(Figure data in JSON)
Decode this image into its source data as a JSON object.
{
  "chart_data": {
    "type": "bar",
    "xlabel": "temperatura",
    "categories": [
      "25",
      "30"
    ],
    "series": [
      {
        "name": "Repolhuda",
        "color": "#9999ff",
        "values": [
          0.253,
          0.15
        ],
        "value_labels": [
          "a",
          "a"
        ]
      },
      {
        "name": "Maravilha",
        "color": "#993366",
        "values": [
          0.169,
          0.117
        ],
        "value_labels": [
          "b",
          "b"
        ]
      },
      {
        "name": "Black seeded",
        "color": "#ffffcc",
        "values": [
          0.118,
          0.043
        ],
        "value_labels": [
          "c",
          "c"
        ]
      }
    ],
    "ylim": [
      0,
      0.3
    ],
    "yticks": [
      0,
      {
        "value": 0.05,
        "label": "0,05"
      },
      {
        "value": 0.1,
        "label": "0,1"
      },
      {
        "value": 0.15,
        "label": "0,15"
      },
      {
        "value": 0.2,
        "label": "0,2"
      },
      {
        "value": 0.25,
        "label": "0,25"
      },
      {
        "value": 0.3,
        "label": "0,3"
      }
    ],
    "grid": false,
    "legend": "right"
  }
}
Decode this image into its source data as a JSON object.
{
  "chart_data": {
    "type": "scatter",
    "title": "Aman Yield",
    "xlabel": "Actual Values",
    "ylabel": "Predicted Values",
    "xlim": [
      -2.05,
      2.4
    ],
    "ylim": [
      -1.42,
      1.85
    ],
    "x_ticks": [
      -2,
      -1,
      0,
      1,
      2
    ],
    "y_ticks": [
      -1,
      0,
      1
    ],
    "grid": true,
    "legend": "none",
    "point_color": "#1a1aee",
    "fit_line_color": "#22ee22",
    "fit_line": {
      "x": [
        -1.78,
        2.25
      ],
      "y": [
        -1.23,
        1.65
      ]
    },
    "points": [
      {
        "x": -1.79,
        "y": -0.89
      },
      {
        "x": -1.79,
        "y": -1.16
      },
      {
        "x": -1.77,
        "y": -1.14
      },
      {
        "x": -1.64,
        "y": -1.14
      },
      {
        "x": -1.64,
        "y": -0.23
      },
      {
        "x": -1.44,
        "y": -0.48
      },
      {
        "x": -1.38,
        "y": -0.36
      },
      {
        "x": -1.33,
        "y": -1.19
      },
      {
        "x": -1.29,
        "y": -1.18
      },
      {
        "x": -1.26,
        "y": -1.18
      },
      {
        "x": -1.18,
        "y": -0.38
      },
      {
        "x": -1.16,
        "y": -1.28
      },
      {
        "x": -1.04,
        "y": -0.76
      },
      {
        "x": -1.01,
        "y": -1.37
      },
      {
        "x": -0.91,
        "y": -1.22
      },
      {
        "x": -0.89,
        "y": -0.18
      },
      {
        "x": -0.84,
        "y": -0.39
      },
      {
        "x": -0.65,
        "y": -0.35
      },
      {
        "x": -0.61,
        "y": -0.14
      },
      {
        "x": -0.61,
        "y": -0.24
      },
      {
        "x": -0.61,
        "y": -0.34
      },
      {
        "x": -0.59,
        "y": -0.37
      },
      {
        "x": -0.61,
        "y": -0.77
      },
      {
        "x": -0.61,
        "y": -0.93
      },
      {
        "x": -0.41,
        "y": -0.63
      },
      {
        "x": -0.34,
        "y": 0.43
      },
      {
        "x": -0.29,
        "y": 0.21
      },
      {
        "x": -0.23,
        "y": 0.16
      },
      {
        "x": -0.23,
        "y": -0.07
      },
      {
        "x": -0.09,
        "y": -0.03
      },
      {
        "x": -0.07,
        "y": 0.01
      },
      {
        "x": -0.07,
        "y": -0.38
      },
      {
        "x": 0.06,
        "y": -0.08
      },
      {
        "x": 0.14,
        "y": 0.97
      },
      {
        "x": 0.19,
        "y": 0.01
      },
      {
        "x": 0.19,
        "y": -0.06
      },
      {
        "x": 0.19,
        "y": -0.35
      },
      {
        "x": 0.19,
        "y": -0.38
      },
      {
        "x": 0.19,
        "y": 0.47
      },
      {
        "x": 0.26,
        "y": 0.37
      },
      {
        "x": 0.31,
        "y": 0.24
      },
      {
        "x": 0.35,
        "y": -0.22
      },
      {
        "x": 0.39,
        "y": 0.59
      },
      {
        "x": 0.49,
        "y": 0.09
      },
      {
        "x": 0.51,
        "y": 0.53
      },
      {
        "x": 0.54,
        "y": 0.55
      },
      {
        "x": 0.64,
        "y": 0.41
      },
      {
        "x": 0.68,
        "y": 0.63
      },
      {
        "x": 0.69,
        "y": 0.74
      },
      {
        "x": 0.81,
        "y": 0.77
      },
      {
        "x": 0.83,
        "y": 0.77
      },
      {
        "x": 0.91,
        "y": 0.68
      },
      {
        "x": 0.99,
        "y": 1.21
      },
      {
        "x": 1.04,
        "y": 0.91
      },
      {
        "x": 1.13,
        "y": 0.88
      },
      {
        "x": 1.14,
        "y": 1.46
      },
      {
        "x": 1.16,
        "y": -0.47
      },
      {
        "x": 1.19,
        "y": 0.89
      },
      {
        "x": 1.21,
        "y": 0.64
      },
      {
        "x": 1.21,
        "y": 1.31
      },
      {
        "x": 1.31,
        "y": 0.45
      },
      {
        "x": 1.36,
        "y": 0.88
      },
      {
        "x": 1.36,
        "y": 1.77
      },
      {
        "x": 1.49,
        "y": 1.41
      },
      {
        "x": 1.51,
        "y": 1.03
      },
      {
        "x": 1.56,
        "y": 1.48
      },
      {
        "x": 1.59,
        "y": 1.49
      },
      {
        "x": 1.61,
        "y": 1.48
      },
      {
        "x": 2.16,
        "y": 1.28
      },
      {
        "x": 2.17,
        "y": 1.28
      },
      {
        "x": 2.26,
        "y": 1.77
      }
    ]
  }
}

* * *

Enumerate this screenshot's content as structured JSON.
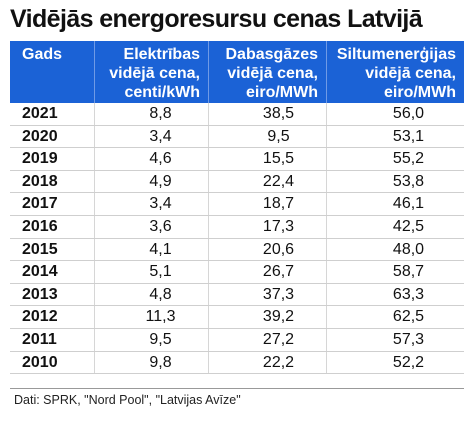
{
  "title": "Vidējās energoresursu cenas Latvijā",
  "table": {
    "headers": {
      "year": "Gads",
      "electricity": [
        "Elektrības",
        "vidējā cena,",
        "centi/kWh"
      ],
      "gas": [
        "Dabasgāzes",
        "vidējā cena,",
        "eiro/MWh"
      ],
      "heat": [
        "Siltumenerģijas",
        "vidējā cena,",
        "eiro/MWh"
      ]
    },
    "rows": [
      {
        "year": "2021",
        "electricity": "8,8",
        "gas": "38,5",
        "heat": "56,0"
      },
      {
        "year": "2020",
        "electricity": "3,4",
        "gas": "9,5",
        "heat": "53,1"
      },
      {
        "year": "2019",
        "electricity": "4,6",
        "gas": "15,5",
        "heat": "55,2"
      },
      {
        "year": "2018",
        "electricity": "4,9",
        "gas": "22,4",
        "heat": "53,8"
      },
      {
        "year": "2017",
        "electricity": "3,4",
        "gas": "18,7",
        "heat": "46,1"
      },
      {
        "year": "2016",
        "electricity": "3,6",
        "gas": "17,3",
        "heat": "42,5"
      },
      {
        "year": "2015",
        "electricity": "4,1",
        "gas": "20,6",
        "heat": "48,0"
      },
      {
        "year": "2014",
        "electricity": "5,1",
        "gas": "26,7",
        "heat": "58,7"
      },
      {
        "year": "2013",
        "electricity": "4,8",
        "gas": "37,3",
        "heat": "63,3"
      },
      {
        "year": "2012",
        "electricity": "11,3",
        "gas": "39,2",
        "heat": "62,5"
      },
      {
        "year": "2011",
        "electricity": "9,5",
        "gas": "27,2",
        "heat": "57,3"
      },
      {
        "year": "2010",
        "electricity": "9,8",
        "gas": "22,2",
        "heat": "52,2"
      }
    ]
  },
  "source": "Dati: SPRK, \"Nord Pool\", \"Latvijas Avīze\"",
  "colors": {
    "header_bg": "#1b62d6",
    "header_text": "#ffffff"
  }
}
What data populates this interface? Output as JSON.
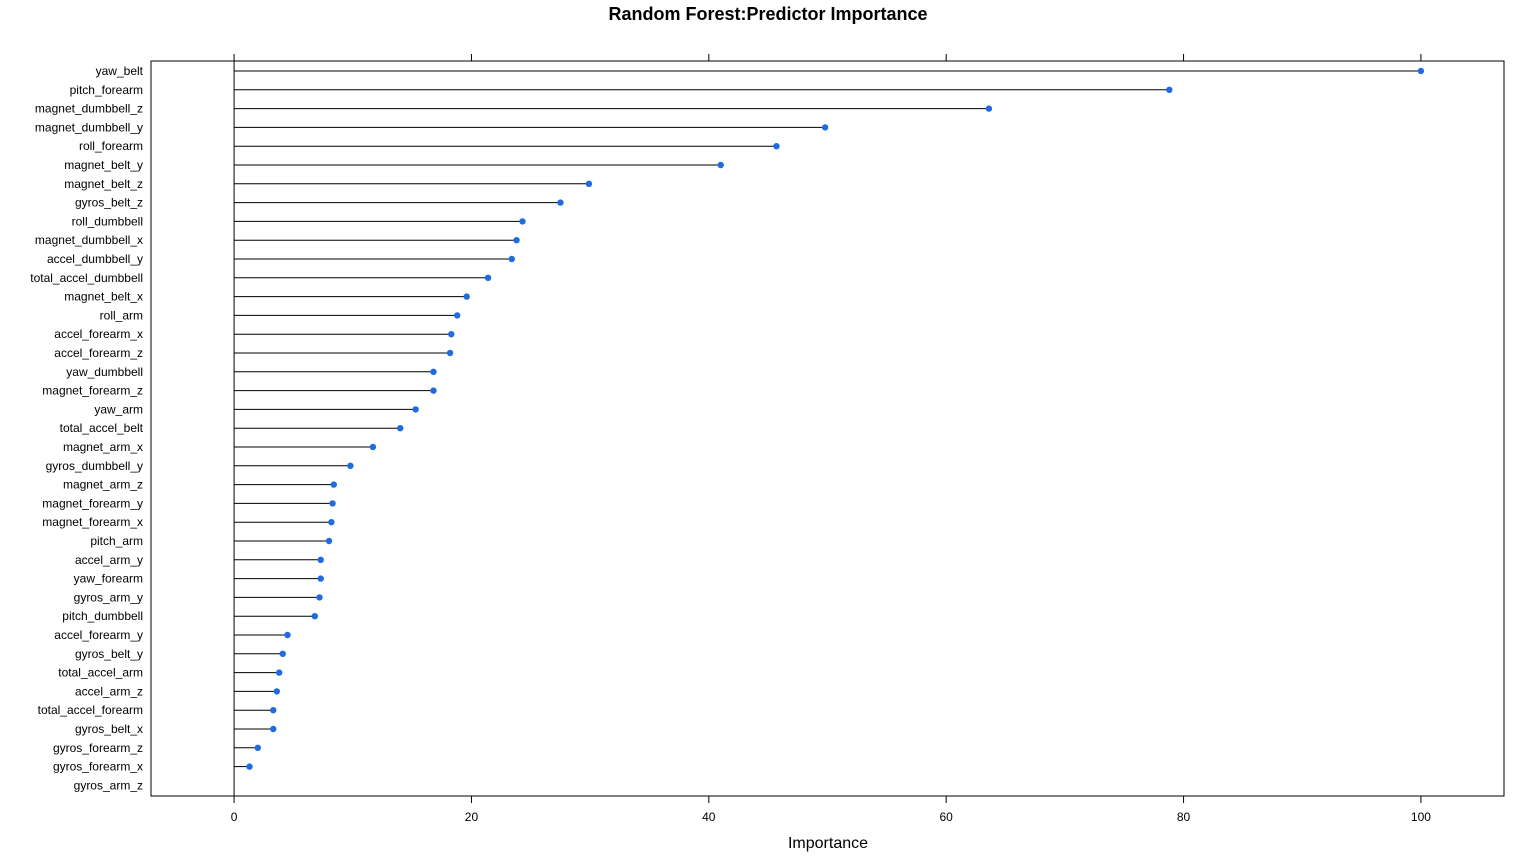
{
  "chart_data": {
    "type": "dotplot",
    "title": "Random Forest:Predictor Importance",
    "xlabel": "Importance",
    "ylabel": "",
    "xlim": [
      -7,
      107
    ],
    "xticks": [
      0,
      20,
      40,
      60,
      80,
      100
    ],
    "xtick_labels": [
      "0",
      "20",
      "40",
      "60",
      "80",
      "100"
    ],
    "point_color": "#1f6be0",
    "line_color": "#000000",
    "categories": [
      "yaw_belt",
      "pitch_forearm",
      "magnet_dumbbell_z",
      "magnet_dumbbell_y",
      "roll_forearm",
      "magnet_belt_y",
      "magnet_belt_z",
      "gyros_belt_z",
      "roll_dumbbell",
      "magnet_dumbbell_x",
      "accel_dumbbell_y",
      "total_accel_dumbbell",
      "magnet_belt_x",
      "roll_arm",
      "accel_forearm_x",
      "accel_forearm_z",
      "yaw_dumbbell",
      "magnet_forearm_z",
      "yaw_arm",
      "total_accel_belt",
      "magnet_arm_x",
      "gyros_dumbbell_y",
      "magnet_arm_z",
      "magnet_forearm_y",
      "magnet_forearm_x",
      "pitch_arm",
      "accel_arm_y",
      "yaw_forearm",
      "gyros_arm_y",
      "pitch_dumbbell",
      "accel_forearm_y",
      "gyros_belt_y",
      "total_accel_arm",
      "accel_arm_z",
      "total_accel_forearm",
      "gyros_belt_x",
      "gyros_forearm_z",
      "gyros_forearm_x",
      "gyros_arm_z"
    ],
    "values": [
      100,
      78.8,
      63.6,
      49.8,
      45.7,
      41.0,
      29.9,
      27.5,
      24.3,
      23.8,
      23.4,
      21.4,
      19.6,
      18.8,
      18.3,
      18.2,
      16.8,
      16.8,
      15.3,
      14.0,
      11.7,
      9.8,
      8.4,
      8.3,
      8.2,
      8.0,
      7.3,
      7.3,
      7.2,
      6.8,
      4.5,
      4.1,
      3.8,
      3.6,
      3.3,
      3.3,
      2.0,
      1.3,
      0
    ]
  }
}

Required work – Which lines contain "Importance"? Copy each of them.

The solution –
    "title": "Random Forest:Predictor Importance",
    "xlabel": "Importance",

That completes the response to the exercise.